**Task details**
Copy each record exactly as it reads, leaving out any pictures it holds.
>> Start Dataset entries
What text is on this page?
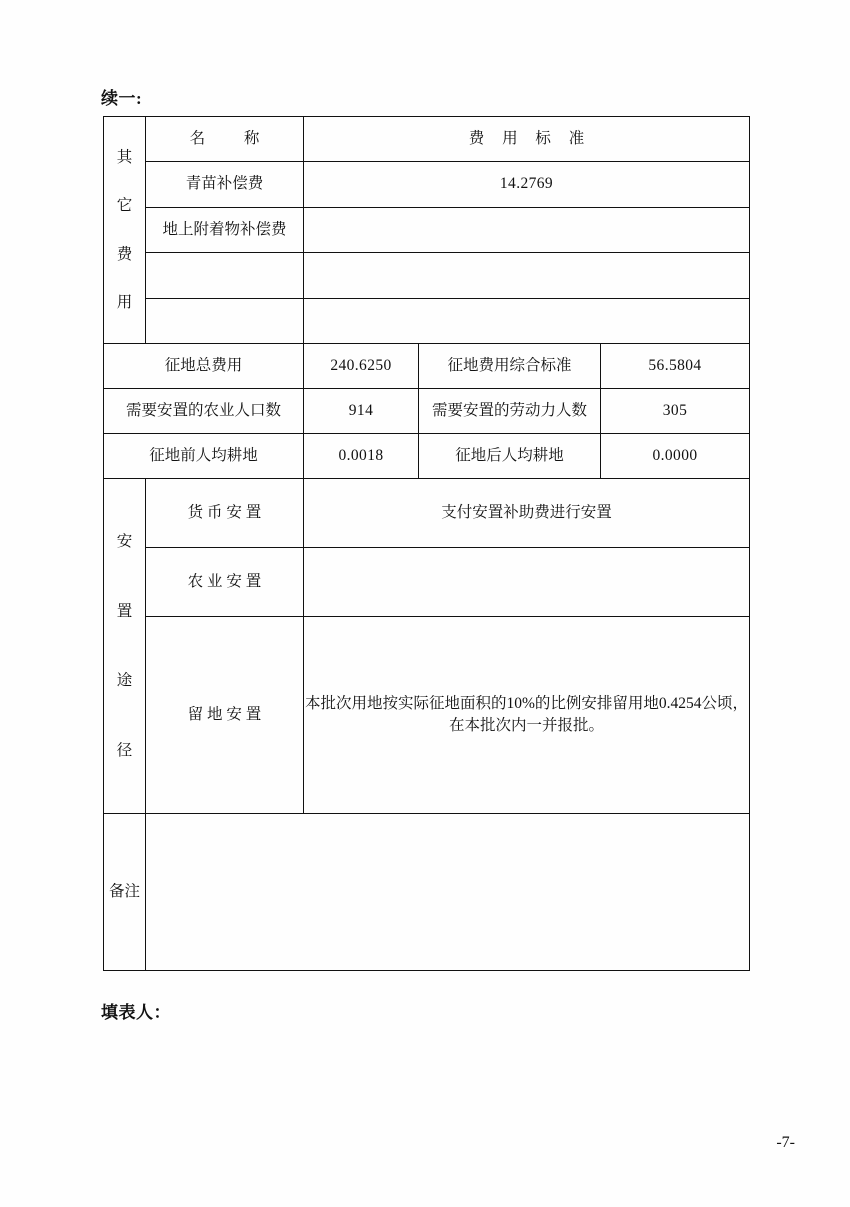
续一:
其
它
费
用	名　称	费 用 标 准		
	青苗补偿费	14.2769		
	地上附着物补偿费			

征地总费用		240.6250	征地费用综合标准	56.5804
需要安置的农业人口数		914	需要安置的劳动力人数	305
征地前人均耕地		0.0018	征地后人均耕地	0.0000

安
置
途
径	货 币 安 置	支付安置补助费进行安置		
	农 业 安 置			
	留 地 安 置	本批次用地按实际征地面积的10%的比例安排留用地0.4254公顷，在本批次内一并报批。		
备注				
填表人：
-7-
>> End Dataset entries
**Response below**
What text is on this page?
续一:
其
它
费
用	名　称	费 用 标 准		
	青苗补偿费	14.2769		
	地上附着物补偿费			

征地总费用		240.6250	征地费用综合标准	56.5804
需要安置的农业人口数		914	需要安置的劳动力人数	305
征地前人均耕地		0.0018	征地后人均耕地	0.0000

安
置
途
径	货 币 安 置	支付安置补助费进行安置		
	农 业 安 置			
	留 地 安 置	本批次用地按实际征地面积的10%的比例安排留用地0.4254公顷，在本批次内一并报批。		
备注				
填表人：
-7-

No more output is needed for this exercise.